Directive:
With the images removed, repeat the data below exactly.

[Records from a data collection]
============================================================

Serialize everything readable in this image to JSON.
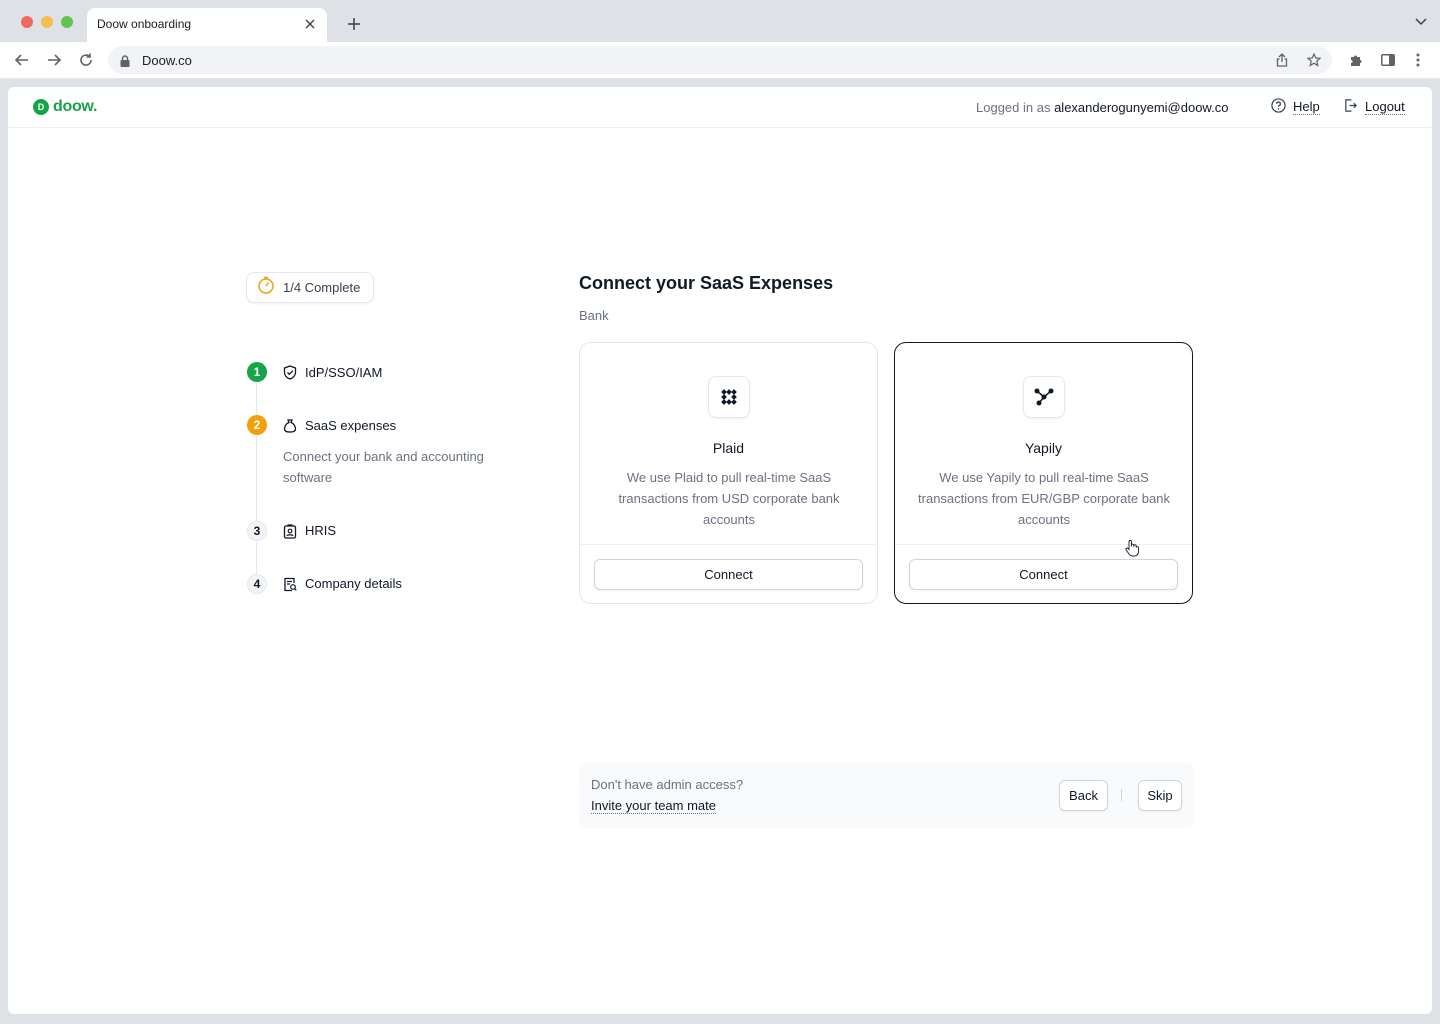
{
  "browser": {
    "tab_title": "Doow onboarding",
    "url": "Doow.co"
  },
  "app": {
    "logo_text": "doow.",
    "logged_in_prefix": "Logged in as",
    "logged_in_email": "alexanderogunyemi@doow.co",
    "help_label": "Help",
    "logout_label": "Logout"
  },
  "progress": {
    "label": "1/4 Complete",
    "completed_steps": 1,
    "total_steps": 4
  },
  "steps": [
    {
      "number": "1",
      "label": "IdP/SSO/IAM",
      "status": "done",
      "icon": "shield-check-icon"
    },
    {
      "number": "2",
      "label": "SaaS expenses",
      "status": "current",
      "icon": "money-bag-icon",
      "description": "Connect your bank and accounting software"
    },
    {
      "number": "3",
      "label": "HRIS",
      "status": "todo",
      "icon": "id-badge-icon"
    },
    {
      "number": "4",
      "label": "Company details",
      "status": "todo",
      "icon": "receipt-search-icon"
    }
  ],
  "main": {
    "title": "Connect your SaaS Expenses",
    "subtitle": "Bank",
    "cards": [
      {
        "name": "Plaid",
        "description": "We use Plaid to pull real-time SaaS transactions from USD corporate bank accounts",
        "button": "Connect",
        "icon": "plaid-logo-icon",
        "selected": false
      },
      {
        "name": "Yapily",
        "description": "We use Yapily to pull real-time SaaS transactions from EUR/GBP corporate bank accounts",
        "button": "Connect",
        "icon": "yapily-logo-icon",
        "selected": true
      }
    ]
  },
  "footer": {
    "question": "Don't have admin access?",
    "invite_link": "Invite your team mate",
    "back_label": "Back",
    "skip_label": "Skip"
  },
  "colors": {
    "brand": "#16a34a",
    "step_current": "#f59e0b",
    "selected_border": "#111827"
  }
}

============================================================

Response below:
Serialize everything readable in this image to JSON.
{
  "browser": {
    "tab_title": "Doow onboarding",
    "url": "Doow.co"
  },
  "app": {
    "logo_text": "doow.",
    "logged_in_prefix": "Logged in as",
    "logged_in_email": "alexanderogunyemi@doow.co",
    "help_label": "Help",
    "logout_label": "Logout"
  },
  "progress": {
    "label": "1/4 Complete",
    "completed_steps": 1,
    "total_steps": 4
  },
  "steps": [
    {
      "number": "1",
      "label": "IdP/SSO/IAM",
      "status": "done",
      "icon": "shield-check-icon"
    },
    {
      "number": "2",
      "label": "SaaS expenses",
      "status": "current",
      "icon": "money-bag-icon",
      "description": "Connect your bank and accounting software"
    },
    {
      "number": "3",
      "label": "HRIS",
      "status": "todo",
      "icon": "id-badge-icon"
    },
    {
      "number": "4",
      "label": "Company details",
      "status": "todo",
      "icon": "receipt-search-icon"
    }
  ],
  "main": {
    "title": "Connect your SaaS Expenses",
    "subtitle": "Bank",
    "cards": [
      {
        "name": "Plaid",
        "description": "We use Plaid to pull real-time SaaS transactions from USD corporate bank accounts",
        "button": "Connect",
        "icon": "plaid-logo-icon",
        "selected": false
      },
      {
        "name": "Yapily",
        "description": "We use Yapily to pull real-time SaaS transactions from EUR/GBP corporate bank accounts",
        "button": "Connect",
        "icon": "yapily-logo-icon",
        "selected": true
      }
    ]
  },
  "footer": {
    "question": "Don't have admin access?",
    "invite_link": "Invite your team mate",
    "back_label": "Back",
    "skip_label": "Skip"
  },
  "colors": {
    "brand": "#16a34a",
    "step_current": "#f59e0b",
    "selected_border": "#111827"
  }
}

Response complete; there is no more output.